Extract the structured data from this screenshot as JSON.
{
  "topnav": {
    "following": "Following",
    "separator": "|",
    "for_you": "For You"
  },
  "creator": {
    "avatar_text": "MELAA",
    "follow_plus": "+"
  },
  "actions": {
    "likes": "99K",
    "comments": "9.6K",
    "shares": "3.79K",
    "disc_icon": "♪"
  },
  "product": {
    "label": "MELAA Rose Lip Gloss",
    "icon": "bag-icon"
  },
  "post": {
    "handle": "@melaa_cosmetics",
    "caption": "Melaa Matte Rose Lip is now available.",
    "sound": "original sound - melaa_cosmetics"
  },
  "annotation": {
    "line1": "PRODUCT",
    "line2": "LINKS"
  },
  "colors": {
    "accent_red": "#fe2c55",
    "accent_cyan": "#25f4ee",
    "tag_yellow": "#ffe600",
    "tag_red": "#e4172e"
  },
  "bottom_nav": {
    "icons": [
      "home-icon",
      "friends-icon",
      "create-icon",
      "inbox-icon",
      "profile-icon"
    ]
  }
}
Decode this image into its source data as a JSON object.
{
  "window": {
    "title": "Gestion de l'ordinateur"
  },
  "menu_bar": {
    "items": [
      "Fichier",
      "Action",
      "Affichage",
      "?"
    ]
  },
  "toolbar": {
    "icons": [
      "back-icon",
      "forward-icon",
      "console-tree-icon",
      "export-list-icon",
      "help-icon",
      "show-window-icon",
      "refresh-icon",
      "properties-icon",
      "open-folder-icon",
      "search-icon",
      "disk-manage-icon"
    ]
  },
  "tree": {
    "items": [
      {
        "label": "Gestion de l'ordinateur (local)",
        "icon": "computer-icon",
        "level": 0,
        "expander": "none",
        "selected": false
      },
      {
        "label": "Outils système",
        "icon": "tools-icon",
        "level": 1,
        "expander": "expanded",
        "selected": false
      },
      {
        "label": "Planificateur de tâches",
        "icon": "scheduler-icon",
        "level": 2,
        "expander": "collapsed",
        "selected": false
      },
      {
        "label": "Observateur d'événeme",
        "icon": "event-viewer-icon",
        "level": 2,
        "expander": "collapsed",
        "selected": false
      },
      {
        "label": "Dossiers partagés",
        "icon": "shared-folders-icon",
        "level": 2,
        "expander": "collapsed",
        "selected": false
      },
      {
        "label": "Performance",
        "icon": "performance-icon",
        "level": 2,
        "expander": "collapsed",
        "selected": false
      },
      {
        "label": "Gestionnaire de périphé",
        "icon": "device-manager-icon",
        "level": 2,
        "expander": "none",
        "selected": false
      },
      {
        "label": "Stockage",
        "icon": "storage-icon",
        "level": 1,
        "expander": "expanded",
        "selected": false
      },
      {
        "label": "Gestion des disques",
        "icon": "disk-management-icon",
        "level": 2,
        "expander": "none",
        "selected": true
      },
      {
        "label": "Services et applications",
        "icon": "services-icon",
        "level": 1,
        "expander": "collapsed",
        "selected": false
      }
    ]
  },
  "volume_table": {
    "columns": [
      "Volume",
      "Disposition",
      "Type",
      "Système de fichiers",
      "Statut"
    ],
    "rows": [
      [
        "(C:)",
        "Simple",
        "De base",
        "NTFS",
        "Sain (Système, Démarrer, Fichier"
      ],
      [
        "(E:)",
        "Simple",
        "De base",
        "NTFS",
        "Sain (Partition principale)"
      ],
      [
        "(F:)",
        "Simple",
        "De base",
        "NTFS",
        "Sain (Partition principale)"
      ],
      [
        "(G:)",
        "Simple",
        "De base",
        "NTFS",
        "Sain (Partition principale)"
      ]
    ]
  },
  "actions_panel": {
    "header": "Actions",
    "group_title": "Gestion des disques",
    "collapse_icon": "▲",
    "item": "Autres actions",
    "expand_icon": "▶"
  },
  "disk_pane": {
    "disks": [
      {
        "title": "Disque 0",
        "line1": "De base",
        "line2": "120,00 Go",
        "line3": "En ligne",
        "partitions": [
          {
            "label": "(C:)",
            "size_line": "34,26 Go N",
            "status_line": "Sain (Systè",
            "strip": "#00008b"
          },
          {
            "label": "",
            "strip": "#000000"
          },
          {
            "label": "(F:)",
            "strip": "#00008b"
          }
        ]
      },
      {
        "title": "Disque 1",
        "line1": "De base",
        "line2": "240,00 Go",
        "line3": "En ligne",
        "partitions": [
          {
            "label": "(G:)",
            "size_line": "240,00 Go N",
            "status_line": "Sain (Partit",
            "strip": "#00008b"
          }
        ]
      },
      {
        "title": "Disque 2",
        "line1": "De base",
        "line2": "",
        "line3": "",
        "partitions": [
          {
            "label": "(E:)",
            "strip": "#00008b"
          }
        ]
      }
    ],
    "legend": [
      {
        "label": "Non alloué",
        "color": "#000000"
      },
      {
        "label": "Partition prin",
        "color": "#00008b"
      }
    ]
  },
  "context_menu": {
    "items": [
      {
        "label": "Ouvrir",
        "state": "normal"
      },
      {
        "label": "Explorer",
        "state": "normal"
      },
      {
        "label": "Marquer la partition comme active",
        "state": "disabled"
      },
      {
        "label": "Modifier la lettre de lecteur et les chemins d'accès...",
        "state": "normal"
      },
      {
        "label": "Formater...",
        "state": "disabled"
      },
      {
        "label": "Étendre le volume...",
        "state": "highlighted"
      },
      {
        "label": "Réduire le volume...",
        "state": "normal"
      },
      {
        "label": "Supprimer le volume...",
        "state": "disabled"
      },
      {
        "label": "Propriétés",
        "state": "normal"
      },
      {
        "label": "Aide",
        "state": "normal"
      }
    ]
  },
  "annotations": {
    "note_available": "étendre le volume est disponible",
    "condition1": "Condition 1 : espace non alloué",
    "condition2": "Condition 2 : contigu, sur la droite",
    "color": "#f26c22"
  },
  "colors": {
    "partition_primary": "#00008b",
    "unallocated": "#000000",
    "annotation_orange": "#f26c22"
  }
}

# # # #

■ **Requirements**
Word for word, extract all the records.

■ **Final answer**
Extract the structured data from this screenshot as JSON.
{
  "topnav": {
    "following": "Following",
    "separator": "|",
    "for_you": "For You"
  },
  "creator": {
    "avatar_text": "MELAA",
    "follow_plus": "+"
  },
  "actions": {
    "likes": "99K",
    "comments": "9.6K",
    "shares": "3.79K",
    "disc_icon": "♪"
  },
  "product": {
    "label": "MELAA Rose Lip Gloss",
    "icon": "bag-icon"
  },
  "post": {
    "handle": "@melaa_cosmetics",
    "caption": "Melaa Matte Rose Lip is now available.",
    "sound": "original sound - melaa_cosmetics"
  },
  "annotation": {
    "line1": "PRODUCT",
    "line2": "LINKS"
  },
  "colors": {
    "accent_red": "#fe2c55",
    "accent_cyan": "#25f4ee",
    "tag_yellow": "#ffe600",
    "tag_red": "#e4172e"
  },
  "bottom_nav": {
    "icons": [
      "home-icon",
      "friends-icon",
      "create-icon",
      "inbox-icon",
      "profile-icon"
    ]
  }
}
Decode this image into its source data as a JSON object.
{
  "window": {
    "title": "Gestion de l'ordinateur"
  },
  "menu_bar": {
    "items": [
      "Fichier",
      "Action",
      "Affichage",
      "?"
    ]
  },
  "toolbar": {
    "icons": [
      "back-icon",
      "forward-icon",
      "console-tree-icon",
      "export-list-icon",
      "help-icon",
      "show-window-icon",
      "refresh-icon",
      "properties-icon",
      "open-folder-icon",
      "search-icon",
      "disk-manage-icon"
    ]
  },
  "tree": {
    "items": [
      {
        "label": "Gestion de l'ordinateur (local)",
        "icon": "computer-icon",
        "level": 0,
        "expander": "none",
        "selected": false
      },
      {
        "label": "Outils système",
        "icon": "tools-icon",
        "level": 1,
        "expander": "expanded",
        "selected": false
      },
      {
        "label": "Planificateur de tâches",
        "icon": "scheduler-icon",
        "level": 2,
        "expander": "collapsed",
        "selected": false
      },
      {
        "label": "Observateur d'événeme",
        "icon": "event-viewer-icon",
        "level": 2,
        "expander": "collapsed",
        "selected": false
      },
      {
        "label": "Dossiers partagés",
        "icon": "shared-folders-icon",
        "level": 2,
        "expander": "collapsed",
        "selected": false
      },
      {
        "label": "Performance",
        "icon": "performance-icon",
        "level": 2,
        "expander": "collapsed",
        "selected": false
      },
      {
        "label": "Gestionnaire de périphé",
        "icon": "device-manager-icon",
        "level": 2,
        "expander": "none",
        "selected": false
      },
      {
        "label": "Stockage",
        "icon": "storage-icon",
        "level": 1,
        "expander": "expanded",
        "selected": false
      },
      {
        "label": "Gestion des disques",
        "icon": "disk-management-icon",
        "level": 2,
        "expander": "none",
        "selected": true
      },
      {
        "label": "Services et applications",
        "icon": "services-icon",
        "level": 1,
        "expander": "collapsed",
        "selected": false
      }
    ]
  },
  "volume_table": {
    "columns": [
      "Volume",
      "Disposition",
      "Type",
      "Système de fichiers",
      "Statut"
    ],
    "rows": [
      [
        "(C:)",
        "Simple",
        "De base",
        "NTFS",
        "Sain (Système, Démarrer, Fichier"
      ],
      [
        "(E:)",
        "Simple",
        "De base",
        "NTFS",
        "Sain (Partition principale)"
      ],
      [
        "(F:)",
        "Simple",
        "De base",
        "NTFS",
        "Sain (Partition principale)"
      ],
      [
        "(G:)",
        "Simple",
        "De base",
        "NTFS",
        "Sain (Partition principale)"
      ]
    ]
  },
  "actions_panel": {
    "header": "Actions",
    "group_title": "Gestion des disques",
    "collapse_icon": "▲",
    "item": "Autres actions",
    "expand_icon": "▶"
  },
  "disk_pane": {
    "disks": [
      {
        "title": "Disque 0",
        "line1": "De base",
        "line2": "120,00 Go",
        "line3": "En ligne",
        "partitions": [
          {
            "label": "(C:)",
            "size_line": "34,26 Go N",
            "status_line": "Sain (Systè",
            "strip": "#00008b"
          },
          {
            "label": "",
            "strip": "#000000"
          },
          {
            "label": "(F:)",
            "strip": "#00008b"
          }
        ]
      },
      {
        "title": "Disque 1",
        "line1": "De base",
        "line2": "240,00 Go",
        "line3": "En ligne",
        "partitions": [
          {
            "label": "(G:)",
            "size_line": "240,00 Go N",
            "status_line": "Sain (Partit",
            "strip": "#00008b"
          }
        ]
      },
      {
        "title": "Disque 2",
        "line1": "De base",
        "line2": "",
        "line3": "",
        "partitions": [
          {
            "label": "(E:)",
            "strip": "#00008b"
          }
        ]
      }
    ],
    "legend": [
      {
        "label": "Non alloué",
        "color": "#000000"
      },
      {
        "label": "Partition prin",
        "color": "#00008b"
      }
    ]
  },
  "context_menu": {
    "items": [
      {
        "label": "Ouvrir",
        "state": "normal"
      },
      {
        "label": "Explorer",
        "state": "normal"
      },
      {
        "label": "Marquer la partition comme active",
        "state": "disabled"
      },
      {
        "label": "Modifier la lettre de lecteur et les chemins d'accès...",
        "state": "normal"
      },
      {
        "label": "Formater...",
        "state": "disabled"
      },
      {
        "label": "Étendre le volume...",
        "state": "highlighted"
      },
      {
        "label": "Réduire le volume...",
        "state": "normal"
      },
      {
        "label": "Supprimer le volume...",
        "state": "disabled"
      },
      {
        "label": "Propriétés",
        "state": "normal"
      },
      {
        "label": "Aide",
        "state": "normal"
      }
    ]
  },
  "annotations": {
    "note_available": "étendre le volume est disponible",
    "condition1": "Condition 1 : espace non alloué",
    "condition2": "Condition 2 : contigu, sur la droite",
    "color": "#f26c22"
  },
  "colors": {
    "partition_primary": "#00008b",
    "unallocated": "#000000",
    "annotation_orange": "#f26c22"
  }
}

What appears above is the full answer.